## AIM OF THE TASK
Locate each line containing the string "JSON" and copy it out.

Figure record extracts

☆ ☆ ☆

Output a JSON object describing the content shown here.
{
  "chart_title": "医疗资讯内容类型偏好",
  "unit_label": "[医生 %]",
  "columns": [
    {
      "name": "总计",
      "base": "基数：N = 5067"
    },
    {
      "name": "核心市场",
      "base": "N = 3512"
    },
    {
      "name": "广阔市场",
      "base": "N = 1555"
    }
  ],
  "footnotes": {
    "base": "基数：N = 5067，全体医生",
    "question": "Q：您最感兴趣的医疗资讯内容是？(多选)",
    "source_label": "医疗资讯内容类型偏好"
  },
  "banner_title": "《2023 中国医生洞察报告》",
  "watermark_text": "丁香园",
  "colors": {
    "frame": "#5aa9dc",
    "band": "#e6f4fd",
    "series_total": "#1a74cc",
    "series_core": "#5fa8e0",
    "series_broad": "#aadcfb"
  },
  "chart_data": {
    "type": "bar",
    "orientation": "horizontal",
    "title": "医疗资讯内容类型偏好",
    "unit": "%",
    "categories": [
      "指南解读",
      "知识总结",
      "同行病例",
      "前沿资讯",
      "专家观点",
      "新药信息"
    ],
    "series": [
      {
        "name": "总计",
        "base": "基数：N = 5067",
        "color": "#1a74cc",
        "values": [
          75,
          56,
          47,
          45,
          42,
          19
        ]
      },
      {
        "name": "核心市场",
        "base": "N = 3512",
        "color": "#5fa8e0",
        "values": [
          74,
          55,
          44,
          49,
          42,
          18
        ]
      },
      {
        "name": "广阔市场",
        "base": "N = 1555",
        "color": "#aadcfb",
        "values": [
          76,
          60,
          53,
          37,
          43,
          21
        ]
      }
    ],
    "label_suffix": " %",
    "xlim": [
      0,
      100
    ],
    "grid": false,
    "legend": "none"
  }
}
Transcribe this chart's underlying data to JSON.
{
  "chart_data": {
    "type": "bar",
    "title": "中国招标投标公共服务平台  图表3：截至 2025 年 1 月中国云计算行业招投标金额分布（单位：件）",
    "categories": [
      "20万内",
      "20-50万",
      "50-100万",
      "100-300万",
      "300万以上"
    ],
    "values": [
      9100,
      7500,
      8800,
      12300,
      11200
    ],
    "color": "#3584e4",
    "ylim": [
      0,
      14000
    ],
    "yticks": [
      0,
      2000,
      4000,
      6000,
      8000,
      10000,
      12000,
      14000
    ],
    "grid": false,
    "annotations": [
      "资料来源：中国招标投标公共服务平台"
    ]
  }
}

☆ ☆ ☆

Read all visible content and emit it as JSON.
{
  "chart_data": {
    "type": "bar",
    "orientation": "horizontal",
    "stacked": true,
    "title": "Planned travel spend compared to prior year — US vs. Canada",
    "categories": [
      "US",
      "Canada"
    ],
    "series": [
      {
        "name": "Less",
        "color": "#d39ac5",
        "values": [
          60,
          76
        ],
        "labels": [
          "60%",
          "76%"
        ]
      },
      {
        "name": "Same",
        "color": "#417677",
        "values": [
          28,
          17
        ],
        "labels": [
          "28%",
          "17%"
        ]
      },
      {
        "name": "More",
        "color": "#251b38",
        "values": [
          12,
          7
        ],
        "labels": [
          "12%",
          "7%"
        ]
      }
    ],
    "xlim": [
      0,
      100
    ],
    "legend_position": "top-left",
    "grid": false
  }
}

☆ ☆ ☆

## TASK RESPONSE
Output a JSON object describing the content shown here.
Transcribe this chart's underlying data to JSON.
Read all visible content and emit it as JSON.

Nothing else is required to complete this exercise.